→ **Selected extract**
*** Begin section ***

They are referring to the meme about old German toilets having an 'inspection shelf' (Flachspüler)

[–] [email protected] 1 points 5 months ago (1 children)

Yes, but also I do the exact same thing as that guy, except I don't get overly poetic while I say goodbye to my butt lumps

load more comments (1 replies)
[–] [email protected] 2 points 5 months ago (4 children)

I think the implication was that she wasn't aware of whether or not the toilet finished flushing.

I have one toilet that flushes quickly, and I can usually tell that it's finish flushing by the time I've finished washing my hands.

load more comments (4 replies)
[–] [email protected] 2 points 5 months ago (2 children)

So what happened? How did the toilet (?) flood?

load more comments (2 replies)
[–] [email protected] 2 points 5 months ago

wait, so it was both clogged and had a stuck valve? talk about being unlucky.

[–] [email protected] 14 points 5 months ago

My nephew (it was my own damn fault for leaving the equipment set up because I was halfway done with a project) siphoned 55 gallons of water from an aquarium I was building into the carpet.

And that's the story of how I learned to do flooring and replaced the carpet in my home office with linoleum so that the next time something like that happens it's non issue.

[–] [email protected] 14 points 5 months ago (1 children)

Trusting the home inspector that said the roof wouldn't need to be replaced for at least another couple years.

[–] [email protected] 4 points 5 months ago (1 children)

Mine too! There's slight water damage to the bottom kitchen cabinets and wooden floors, that we can for too fix, as water slowly leaked down the walls, but at least we got new roof, windows and doors.

[–] [email protected] 2 points 5 months ago (1 children)

I've been dreaming of new windows (century+ old home) but the prices are insane around me. Nothing like fresh air in the spring & early fall

[–] [email protected] 1 points 5 months ago

The prices are high over here as well, when the interest rate drops again I'll look into taking a HELOC or refinance. I'm trying to put as much money into the principal as I can in the mean time.

*** End section ***

In the comment thread, what material replaced the carpet in the home office after the aquarium water soaked it?

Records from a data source
*** Begin section ***

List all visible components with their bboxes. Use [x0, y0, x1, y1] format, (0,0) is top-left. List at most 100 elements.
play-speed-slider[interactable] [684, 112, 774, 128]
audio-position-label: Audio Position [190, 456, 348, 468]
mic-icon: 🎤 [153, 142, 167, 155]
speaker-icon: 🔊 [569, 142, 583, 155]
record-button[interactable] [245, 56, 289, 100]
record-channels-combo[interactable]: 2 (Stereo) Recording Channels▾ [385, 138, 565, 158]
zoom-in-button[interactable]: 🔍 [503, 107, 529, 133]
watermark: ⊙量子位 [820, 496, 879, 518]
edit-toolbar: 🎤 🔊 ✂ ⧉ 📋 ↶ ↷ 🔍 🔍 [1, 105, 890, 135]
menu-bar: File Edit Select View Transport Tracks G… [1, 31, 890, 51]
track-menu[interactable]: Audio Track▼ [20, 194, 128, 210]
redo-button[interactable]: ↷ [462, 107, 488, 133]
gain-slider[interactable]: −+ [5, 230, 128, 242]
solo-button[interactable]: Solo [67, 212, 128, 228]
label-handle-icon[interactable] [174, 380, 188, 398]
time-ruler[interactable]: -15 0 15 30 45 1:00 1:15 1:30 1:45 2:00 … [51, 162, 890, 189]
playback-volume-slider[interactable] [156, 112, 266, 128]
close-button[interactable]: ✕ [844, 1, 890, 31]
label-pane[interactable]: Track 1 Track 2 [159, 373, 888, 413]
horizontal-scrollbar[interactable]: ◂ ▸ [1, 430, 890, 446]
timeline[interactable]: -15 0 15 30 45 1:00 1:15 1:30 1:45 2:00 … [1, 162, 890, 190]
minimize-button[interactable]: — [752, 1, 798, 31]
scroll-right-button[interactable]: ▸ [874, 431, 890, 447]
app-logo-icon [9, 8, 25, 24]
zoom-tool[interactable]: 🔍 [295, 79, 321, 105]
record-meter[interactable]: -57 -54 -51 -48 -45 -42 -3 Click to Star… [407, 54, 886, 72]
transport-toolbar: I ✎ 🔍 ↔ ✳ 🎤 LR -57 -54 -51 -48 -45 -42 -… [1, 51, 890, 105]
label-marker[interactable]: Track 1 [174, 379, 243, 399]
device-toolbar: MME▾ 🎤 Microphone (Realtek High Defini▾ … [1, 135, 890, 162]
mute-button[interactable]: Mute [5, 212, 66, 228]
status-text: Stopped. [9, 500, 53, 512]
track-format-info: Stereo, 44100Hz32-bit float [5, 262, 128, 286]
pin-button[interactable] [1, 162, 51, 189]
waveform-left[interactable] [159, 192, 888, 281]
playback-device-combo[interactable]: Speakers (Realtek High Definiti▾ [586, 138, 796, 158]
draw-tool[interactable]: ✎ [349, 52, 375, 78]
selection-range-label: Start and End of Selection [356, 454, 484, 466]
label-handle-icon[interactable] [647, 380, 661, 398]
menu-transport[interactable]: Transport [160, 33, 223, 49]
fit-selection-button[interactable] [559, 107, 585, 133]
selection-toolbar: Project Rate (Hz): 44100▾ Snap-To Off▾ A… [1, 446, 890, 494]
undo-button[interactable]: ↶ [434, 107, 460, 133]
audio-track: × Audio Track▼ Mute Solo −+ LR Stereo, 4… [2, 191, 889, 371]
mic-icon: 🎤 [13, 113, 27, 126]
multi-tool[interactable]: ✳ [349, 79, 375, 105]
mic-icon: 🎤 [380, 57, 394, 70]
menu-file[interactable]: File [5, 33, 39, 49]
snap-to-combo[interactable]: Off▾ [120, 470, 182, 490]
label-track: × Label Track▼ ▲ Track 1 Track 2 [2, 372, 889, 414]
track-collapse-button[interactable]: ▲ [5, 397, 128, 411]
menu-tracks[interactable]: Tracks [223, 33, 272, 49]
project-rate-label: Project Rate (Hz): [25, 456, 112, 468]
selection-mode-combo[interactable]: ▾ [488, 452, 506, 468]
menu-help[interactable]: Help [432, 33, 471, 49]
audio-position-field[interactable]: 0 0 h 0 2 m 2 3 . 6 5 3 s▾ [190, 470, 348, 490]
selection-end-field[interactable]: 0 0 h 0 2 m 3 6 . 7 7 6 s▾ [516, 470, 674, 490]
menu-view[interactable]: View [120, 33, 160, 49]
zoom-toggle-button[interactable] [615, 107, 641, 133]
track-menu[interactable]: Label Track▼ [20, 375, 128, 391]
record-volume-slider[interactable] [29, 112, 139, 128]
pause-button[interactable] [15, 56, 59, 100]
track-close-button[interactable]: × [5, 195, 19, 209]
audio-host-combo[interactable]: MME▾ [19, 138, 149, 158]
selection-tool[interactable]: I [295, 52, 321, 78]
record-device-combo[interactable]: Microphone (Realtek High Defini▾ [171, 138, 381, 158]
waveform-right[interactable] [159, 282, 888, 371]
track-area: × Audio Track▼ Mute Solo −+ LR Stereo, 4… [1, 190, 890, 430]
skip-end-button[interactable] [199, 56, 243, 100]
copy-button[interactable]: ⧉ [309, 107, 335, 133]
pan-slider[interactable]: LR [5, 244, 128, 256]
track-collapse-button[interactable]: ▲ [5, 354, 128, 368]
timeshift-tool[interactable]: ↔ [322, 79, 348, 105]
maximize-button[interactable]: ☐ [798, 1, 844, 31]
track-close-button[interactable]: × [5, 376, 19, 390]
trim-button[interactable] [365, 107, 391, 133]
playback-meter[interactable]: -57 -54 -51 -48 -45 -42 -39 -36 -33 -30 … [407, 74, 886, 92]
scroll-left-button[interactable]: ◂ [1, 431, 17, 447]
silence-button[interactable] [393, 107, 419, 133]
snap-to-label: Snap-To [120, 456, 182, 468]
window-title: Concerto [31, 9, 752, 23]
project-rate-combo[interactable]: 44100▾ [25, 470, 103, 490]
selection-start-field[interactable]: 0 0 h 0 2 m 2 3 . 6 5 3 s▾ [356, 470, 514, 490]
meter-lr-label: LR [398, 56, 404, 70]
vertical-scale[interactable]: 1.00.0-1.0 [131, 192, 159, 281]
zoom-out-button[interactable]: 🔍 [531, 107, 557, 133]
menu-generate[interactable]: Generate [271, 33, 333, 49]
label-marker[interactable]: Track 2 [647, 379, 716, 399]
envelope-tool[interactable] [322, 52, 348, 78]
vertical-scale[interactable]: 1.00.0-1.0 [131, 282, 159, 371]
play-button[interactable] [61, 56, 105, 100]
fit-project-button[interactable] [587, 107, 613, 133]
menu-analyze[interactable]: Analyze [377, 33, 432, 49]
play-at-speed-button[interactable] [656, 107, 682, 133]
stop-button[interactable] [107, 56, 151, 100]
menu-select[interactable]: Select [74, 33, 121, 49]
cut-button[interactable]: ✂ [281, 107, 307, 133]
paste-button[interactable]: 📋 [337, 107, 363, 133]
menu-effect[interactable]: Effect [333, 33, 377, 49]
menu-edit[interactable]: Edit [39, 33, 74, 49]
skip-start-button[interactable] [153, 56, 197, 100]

*** End section ***

→ **Result**
Linoleum.